INPUT:
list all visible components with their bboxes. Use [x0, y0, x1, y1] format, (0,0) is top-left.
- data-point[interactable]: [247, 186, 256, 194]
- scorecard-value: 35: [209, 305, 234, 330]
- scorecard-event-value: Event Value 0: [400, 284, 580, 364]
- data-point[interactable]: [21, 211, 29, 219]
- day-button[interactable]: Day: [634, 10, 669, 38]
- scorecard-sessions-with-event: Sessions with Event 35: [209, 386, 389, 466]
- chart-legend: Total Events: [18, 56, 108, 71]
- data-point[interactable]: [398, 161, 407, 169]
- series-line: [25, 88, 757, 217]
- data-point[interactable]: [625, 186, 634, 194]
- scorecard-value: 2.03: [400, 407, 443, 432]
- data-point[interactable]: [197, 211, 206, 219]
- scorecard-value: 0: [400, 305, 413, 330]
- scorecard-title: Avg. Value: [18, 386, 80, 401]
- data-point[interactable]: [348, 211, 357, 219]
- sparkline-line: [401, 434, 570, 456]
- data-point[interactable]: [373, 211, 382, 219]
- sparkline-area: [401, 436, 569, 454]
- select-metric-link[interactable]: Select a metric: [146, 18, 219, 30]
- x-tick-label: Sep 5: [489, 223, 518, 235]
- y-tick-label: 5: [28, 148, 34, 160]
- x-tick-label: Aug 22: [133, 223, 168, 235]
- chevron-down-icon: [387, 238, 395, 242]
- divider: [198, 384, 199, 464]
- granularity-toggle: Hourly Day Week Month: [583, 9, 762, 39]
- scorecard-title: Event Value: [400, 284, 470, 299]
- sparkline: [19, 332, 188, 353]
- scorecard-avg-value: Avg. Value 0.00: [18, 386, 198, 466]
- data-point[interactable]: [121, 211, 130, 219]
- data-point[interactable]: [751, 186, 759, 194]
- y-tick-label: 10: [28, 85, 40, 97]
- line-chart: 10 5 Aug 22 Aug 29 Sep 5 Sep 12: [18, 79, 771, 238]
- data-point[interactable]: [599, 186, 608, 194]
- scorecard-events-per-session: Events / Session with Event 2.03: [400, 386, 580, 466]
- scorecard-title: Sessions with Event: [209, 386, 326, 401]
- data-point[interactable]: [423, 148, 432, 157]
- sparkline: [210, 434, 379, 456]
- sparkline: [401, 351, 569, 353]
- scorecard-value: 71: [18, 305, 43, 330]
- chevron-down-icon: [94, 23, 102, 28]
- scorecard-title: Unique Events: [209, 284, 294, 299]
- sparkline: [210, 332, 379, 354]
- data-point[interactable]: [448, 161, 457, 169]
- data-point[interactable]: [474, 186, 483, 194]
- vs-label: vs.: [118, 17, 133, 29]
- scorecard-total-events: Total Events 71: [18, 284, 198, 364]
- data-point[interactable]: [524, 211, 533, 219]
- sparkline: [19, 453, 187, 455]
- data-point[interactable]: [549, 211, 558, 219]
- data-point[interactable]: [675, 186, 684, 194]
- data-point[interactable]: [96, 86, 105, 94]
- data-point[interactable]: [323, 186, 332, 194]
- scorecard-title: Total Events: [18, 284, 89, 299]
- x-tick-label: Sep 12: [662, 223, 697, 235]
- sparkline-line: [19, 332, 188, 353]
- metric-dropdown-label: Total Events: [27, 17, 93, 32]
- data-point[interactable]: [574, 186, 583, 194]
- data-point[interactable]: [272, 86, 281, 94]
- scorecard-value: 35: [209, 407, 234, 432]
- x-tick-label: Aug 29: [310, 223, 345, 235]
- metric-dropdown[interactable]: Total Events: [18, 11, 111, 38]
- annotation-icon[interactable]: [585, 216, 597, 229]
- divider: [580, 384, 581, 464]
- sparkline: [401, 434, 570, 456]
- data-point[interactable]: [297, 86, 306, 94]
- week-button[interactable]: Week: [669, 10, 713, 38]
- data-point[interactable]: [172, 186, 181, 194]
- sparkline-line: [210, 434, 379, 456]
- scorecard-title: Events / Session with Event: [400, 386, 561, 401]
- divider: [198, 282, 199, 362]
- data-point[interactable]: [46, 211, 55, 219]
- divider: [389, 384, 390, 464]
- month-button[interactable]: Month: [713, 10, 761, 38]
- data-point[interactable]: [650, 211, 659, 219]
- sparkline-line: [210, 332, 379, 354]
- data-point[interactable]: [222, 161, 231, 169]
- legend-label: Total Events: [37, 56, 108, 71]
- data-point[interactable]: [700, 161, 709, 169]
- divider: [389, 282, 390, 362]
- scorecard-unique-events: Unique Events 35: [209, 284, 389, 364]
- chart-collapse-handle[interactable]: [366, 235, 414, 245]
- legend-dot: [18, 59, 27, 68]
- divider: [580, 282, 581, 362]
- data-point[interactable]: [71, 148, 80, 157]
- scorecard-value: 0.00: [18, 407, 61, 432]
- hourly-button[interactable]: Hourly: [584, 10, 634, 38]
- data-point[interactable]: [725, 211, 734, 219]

REQUEST: Copy out all of the entries above again, word for word, with no changes.

OUTPUT OF THE TASK:
list all visible components with their bboxes. Use [x0, y0, x1, y1] format, (0,0) is top-left.
- data-point[interactable]: [247, 186, 256, 194]
- scorecard-value: 35: [209, 305, 234, 330]
- scorecard-event-value: Event Value 0: [400, 284, 580, 364]
- data-point[interactable]: [21, 211, 29, 219]
- day-button[interactable]: Day: [634, 10, 669, 38]
- scorecard-sessions-with-event: Sessions with Event 35: [209, 386, 389, 466]
- chart-legend: Total Events: [18, 56, 108, 71]
- data-point[interactable]: [398, 161, 407, 169]
- series-line: [25, 88, 757, 217]
- data-point[interactable]: [625, 186, 634, 194]
- scorecard-value: 2.03: [400, 407, 443, 432]
- data-point[interactable]: [197, 211, 206, 219]
- scorecard-value: 0: [400, 305, 413, 330]
- scorecard-title: Avg. Value: [18, 386, 80, 401]
- data-point[interactable]: [348, 211, 357, 219]
- sparkline-line: [401, 434, 570, 456]
- data-point[interactable]: [373, 211, 382, 219]
- sparkline-area: [401, 436, 569, 454]
- select-metric-link[interactable]: Select a metric: [146, 18, 219, 30]
- x-tick-label: Sep 5: [489, 223, 518, 235]
- y-tick-label: 5: [28, 148, 34, 160]
- x-tick-label: Aug 22: [133, 223, 168, 235]
- chevron-down-icon: [387, 238, 395, 242]
- divider: [198, 384, 199, 464]
- granularity-toggle: Hourly Day Week Month: [583, 9, 762, 39]
- scorecard-title: Event Value: [400, 284, 470, 299]
- sparkline: [19, 332, 188, 353]
- scorecard-avg-value: Avg. Value 0.00: [18, 386, 198, 466]
- data-point[interactable]: [121, 211, 130, 219]
- data-point[interactable]: [751, 186, 759, 194]
- y-tick-label: 10: [28, 85, 40, 97]
- line-chart: 10 5 Aug 22 Aug 29 Sep 5 Sep 12: [18, 79, 771, 238]
- data-point[interactable]: [599, 186, 608, 194]
- scorecard-events-per-session: Events / Session with Event 2.03: [400, 386, 580, 466]
- scorecard-title: Sessions with Event: [209, 386, 326, 401]
- data-point[interactable]: [423, 148, 432, 157]
- sparkline: [210, 434, 379, 456]
- sparkline: [401, 351, 569, 353]
- scorecard-value: 71: [18, 305, 43, 330]
- chevron-down-icon: [94, 23, 102, 28]
- scorecard-title: Unique Events: [209, 284, 294, 299]
- sparkline: [210, 332, 379, 354]
- data-point[interactable]: [448, 161, 457, 169]
- data-point[interactable]: [474, 186, 483, 194]
- vs-label: vs.: [118, 17, 133, 29]
- scorecard-total-events: Total Events 71: [18, 284, 198, 364]
- data-point[interactable]: [524, 211, 533, 219]
- sparkline: [19, 453, 187, 455]
- data-point[interactable]: [549, 211, 558, 219]
- data-point[interactable]: [675, 186, 684, 194]
- data-point[interactable]: [96, 86, 105, 94]
- data-point[interactable]: [323, 186, 332, 194]
- scorecard-title: Total Events: [18, 284, 89, 299]
- x-tick-label: Sep 12: [662, 223, 697, 235]
- sparkline-line: [19, 332, 188, 353]
- metric-dropdown-label: Total Events: [27, 17, 93, 32]
- data-point[interactable]: [574, 186, 583, 194]
- data-point[interactable]: [272, 86, 281, 94]
- scorecard-value: 35: [209, 407, 234, 432]
- x-tick-label: Aug 29: [310, 223, 345, 235]
- metric-dropdown[interactable]: Total Events: [18, 11, 111, 38]
- annotation-icon[interactable]: [585, 216, 597, 229]
- divider: [580, 384, 581, 464]
- sparkline: [401, 434, 570, 456]
- data-point[interactable]: [297, 86, 306, 94]
- week-button[interactable]: Week: [669, 10, 713, 38]
- data-point[interactable]: [172, 186, 181, 194]
- sparkline-line: [210, 434, 379, 456]
- scorecard-title: Events / Session with Event: [400, 386, 561, 401]
- divider: [198, 282, 199, 362]
- data-point[interactable]: [46, 211, 55, 219]
- divider: [389, 384, 390, 464]
- month-button[interactable]: Month: [713, 10, 761, 38]
- data-point[interactable]: [650, 211, 659, 219]
- sparkline-line: [210, 332, 379, 354]
- data-point[interactable]: [222, 161, 231, 169]
- legend-label: Total Events: [37, 56, 108, 71]
- data-point[interactable]: [700, 161, 709, 169]
- divider: [389, 282, 390, 362]
- scorecard-unique-events: Unique Events 35: [209, 284, 389, 364]
- chart-collapse-handle[interactable]: [366, 235, 414, 245]
- legend-dot: [18, 59, 27, 68]
- divider: [580, 282, 581, 362]
- data-point[interactable]: [71, 148, 80, 157]
- scorecard-value: 0.00: [18, 407, 61, 432]
- hourly-button[interactable]: Hourly: [584, 10, 634, 38]
- data-point[interactable]: [725, 211, 734, 219]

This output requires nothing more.